**EXERCISE DETAILS:** Reproduce the data exactly.

**STORED RECORDS:**
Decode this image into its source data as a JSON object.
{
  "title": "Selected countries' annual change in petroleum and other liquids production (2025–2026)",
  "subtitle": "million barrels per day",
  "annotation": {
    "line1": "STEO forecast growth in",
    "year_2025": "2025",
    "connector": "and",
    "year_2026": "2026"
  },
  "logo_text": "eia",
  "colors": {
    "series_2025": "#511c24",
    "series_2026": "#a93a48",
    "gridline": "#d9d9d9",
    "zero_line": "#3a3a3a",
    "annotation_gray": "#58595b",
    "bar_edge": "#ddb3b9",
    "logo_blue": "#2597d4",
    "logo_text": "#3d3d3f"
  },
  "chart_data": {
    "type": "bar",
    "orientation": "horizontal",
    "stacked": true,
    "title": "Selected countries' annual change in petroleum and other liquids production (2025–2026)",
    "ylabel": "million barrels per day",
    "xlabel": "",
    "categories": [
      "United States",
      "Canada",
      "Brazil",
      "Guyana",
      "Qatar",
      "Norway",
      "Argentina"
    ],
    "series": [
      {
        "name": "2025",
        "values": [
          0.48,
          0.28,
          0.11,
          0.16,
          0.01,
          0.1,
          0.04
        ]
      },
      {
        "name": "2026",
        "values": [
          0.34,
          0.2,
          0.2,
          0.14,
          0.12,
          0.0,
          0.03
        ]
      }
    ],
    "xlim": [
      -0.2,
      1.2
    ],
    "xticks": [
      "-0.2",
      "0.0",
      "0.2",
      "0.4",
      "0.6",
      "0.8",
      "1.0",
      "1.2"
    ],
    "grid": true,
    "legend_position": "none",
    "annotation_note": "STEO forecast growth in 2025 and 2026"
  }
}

**RESULT:**
Decode this image into its source data as a JSON object.
{
  "title": "Selected countries' annual change in petroleum and other liquids production (2025–2026)",
  "subtitle": "million barrels per day",
  "annotation": {
    "line1": "STEO forecast growth in",
    "year_2025": "2025",
    "connector": "and",
    "year_2026": "2026"
  },
  "logo_text": "eia",
  "colors": {
    "series_2025": "#511c24",
    "series_2026": "#a93a48",
    "gridline": "#d9d9d9",
    "zero_line": "#3a3a3a",
    "annotation_gray": "#58595b",
    "bar_edge": "#ddb3b9",
    "logo_blue": "#2597d4",
    "logo_text": "#3d3d3f"
  },
  "chart_data": {
    "type": "bar",
    "orientation": "horizontal",
    "stacked": true,
    "title": "Selected countries' annual change in petroleum and other liquids production (2025–2026)",
    "ylabel": "million barrels per day",
    "xlabel": "",
    "categories": [
      "United States",
      "Canada",
      "Brazil",
      "Guyana",
      "Qatar",
      "Norway",
      "Argentina"
    ],
    "series": [
      {
        "name": "2025",
        "values": [
          0.48,
          0.28,
          0.11,
          0.16,
          0.01,
          0.1,
          0.04
        ]
      },
      {
        "name": "2026",
        "values": [
          0.34,
          0.2,
          0.2,
          0.14,
          0.12,
          0.0,
          0.03
        ]
      }
    ],
    "xlim": [
      -0.2,
      1.2
    ],
    "xticks": [
      "-0.2",
      "0.0",
      "0.2",
      "0.4",
      "0.6",
      "0.8",
      "1.0",
      "1.2"
    ],
    "grid": true,
    "legend_position": "none",
    "annotation_note": "STEO forecast growth in 2025 and 2026"
  }
}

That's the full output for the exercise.